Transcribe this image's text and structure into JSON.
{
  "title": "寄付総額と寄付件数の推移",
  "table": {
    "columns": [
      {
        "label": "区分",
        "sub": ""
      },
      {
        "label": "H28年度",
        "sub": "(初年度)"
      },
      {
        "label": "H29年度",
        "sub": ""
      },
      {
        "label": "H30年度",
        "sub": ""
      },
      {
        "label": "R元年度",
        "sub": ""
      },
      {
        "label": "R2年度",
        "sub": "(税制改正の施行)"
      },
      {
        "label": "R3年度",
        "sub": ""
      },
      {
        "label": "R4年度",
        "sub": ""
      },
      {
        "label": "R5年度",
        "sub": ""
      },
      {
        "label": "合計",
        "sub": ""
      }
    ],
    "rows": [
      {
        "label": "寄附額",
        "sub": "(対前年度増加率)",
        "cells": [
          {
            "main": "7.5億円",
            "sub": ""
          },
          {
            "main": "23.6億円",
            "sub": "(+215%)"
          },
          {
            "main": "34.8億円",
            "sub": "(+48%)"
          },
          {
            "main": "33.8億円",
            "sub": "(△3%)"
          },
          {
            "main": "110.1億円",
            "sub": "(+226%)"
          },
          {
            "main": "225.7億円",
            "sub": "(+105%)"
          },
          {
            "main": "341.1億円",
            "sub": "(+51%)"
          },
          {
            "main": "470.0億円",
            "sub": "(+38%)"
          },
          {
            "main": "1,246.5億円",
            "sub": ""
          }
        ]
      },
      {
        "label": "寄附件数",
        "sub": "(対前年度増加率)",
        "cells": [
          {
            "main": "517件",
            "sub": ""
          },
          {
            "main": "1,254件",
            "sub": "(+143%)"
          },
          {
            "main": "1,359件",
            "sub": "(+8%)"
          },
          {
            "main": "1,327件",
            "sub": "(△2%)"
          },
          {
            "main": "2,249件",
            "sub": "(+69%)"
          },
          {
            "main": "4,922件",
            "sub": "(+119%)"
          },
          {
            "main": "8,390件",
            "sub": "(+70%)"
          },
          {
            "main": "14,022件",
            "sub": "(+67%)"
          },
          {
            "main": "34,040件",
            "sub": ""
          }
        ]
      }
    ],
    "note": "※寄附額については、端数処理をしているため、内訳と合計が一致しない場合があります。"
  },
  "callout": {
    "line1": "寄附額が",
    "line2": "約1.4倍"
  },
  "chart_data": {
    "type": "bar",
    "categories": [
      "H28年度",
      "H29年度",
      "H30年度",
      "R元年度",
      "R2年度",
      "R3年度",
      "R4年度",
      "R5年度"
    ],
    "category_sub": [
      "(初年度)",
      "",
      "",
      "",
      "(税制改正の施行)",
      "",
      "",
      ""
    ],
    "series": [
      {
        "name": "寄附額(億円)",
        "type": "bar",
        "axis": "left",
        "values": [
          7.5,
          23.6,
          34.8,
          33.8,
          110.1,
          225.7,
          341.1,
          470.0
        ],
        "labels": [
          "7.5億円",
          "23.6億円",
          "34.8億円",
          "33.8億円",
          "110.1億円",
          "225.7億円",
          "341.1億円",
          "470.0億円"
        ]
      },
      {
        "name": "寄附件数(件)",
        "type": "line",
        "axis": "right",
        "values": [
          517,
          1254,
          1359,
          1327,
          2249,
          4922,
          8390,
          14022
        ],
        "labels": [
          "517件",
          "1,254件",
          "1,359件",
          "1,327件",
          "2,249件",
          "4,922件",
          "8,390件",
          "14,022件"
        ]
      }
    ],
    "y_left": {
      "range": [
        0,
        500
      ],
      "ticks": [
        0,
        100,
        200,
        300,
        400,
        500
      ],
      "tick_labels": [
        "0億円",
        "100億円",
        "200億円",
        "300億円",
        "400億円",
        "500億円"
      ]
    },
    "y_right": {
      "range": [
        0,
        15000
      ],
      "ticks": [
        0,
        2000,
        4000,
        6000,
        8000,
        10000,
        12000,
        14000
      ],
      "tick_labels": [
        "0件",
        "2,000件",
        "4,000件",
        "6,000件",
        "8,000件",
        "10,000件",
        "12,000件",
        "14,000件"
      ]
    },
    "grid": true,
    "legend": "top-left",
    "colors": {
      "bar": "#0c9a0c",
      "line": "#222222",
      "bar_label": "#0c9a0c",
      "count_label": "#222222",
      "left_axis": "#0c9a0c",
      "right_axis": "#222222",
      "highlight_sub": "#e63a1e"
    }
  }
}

:: Task prompt ::
Your task is to reproduce all of the records exactly.

:: Problem solution ::
Transcribe this image's text and structure into JSON.
{
  "title": "寄付総額と寄付件数の推移",
  "table": {
    "columns": [
      {
        "label": "区分",
        "sub": ""
      },
      {
        "label": "H28年度",
        "sub": "(初年度)"
      },
      {
        "label": "H29年度",
        "sub": ""
      },
      {
        "label": "H30年度",
        "sub": ""
      },
      {
        "label": "R元年度",
        "sub": ""
      },
      {
        "label": "R2年度",
        "sub": "(税制改正の施行)"
      },
      {
        "label": "R3年度",
        "sub": ""
      },
      {
        "label": "R4年度",
        "sub": ""
      },
      {
        "label": "R5年度",
        "sub": ""
      },
      {
        "label": "合計",
        "sub": ""
      }
    ],
    "rows": [
      {
        "label": "寄附額",
        "sub": "(対前年度増加率)",
        "cells": [
          {
            "main": "7.5億円",
            "sub": ""
          },
          {
            "main": "23.6億円",
            "sub": "(+215%)"
          },
          {
            "main": "34.8億円",
            "sub": "(+48%)"
          },
          {
            "main": "33.8億円",
            "sub": "(△3%)"
          },
          {
            "main": "110.1億円",
            "sub": "(+226%)"
          },
          {
            "main": "225.7億円",
            "sub": "(+105%)"
          },
          {
            "main": "341.1億円",
            "sub": "(+51%)"
          },
          {
            "main": "470.0億円",
            "sub": "(+38%)"
          },
          {
            "main": "1,246.5億円",
            "sub": ""
          }
        ]
      },
      {
        "label": "寄附件数",
        "sub": "(対前年度増加率)",
        "cells": [
          {
            "main": "517件",
            "sub": ""
          },
          {
            "main": "1,254件",
            "sub": "(+143%)"
          },
          {
            "main": "1,359件",
            "sub": "(+8%)"
          },
          {
            "main": "1,327件",
            "sub": "(△2%)"
          },
          {
            "main": "2,249件",
            "sub": "(+69%)"
          },
          {
            "main": "4,922件",
            "sub": "(+119%)"
          },
          {
            "main": "8,390件",
            "sub": "(+70%)"
          },
          {
            "main": "14,022件",
            "sub": "(+67%)"
          },
          {
            "main": "34,040件",
            "sub": ""
          }
        ]
      }
    ],
    "note": "※寄附額については、端数処理をしているため、内訳と合計が一致しない場合があります。"
  },
  "callout": {
    "line1": "寄附額が",
    "line2": "約1.4倍"
  },
  "chart_data": {
    "type": "bar",
    "categories": [
      "H28年度",
      "H29年度",
      "H30年度",
      "R元年度",
      "R2年度",
      "R3年度",
      "R4年度",
      "R5年度"
    ],
    "category_sub": [
      "(初年度)",
      "",
      "",
      "",
      "(税制改正の施行)",
      "",
      "",
      ""
    ],
    "series": [
      {
        "name": "寄附額(億円)",
        "type": "bar",
        "axis": "left",
        "values": [
          7.5,
          23.6,
          34.8,
          33.8,
          110.1,
          225.7,
          341.1,
          470.0
        ],
        "labels": [
          "7.5億円",
          "23.6億円",
          "34.8億円",
          "33.8億円",
          "110.1億円",
          "225.7億円",
          "341.1億円",
          "470.0億円"
        ]
      },
      {
        "name": "寄附件数(件)",
        "type": "line",
        "axis": "right",
        "values": [
          517,
          1254,
          1359,
          1327,
          2249,
          4922,
          8390,
          14022
        ],
        "labels": [
          "517件",
          "1,254件",
          "1,359件",
          "1,327件",
          "2,249件",
          "4,922件",
          "8,390件",
          "14,022件"
        ]
      }
    ],
    "y_left": {
      "range": [
        0,
        500
      ],
      "ticks": [
        0,
        100,
        200,
        300,
        400,
        500
      ],
      "tick_labels": [
        "0億円",
        "100億円",
        "200億円",
        "300億円",
        "400億円",
        "500億円"
      ]
    },
    "y_right": {
      "range": [
        0,
        15000
      ],
      "ticks": [
        0,
        2000,
        4000,
        6000,
        8000,
        10000,
        12000,
        14000
      ],
      "tick_labels": [
        "0件",
        "2,000件",
        "4,000件",
        "6,000件",
        "8,000件",
        "10,000件",
        "12,000件",
        "14,000件"
      ]
    },
    "grid": true,
    "legend": "top-left",
    "colors": {
      "bar": "#0c9a0c",
      "line": "#222222",
      "bar_label": "#0c9a0c",
      "count_label": "#222222",
      "left_axis": "#0c9a0c",
      "right_axis": "#222222",
      "highlight_sub": "#e63a1e"
    }
  }
}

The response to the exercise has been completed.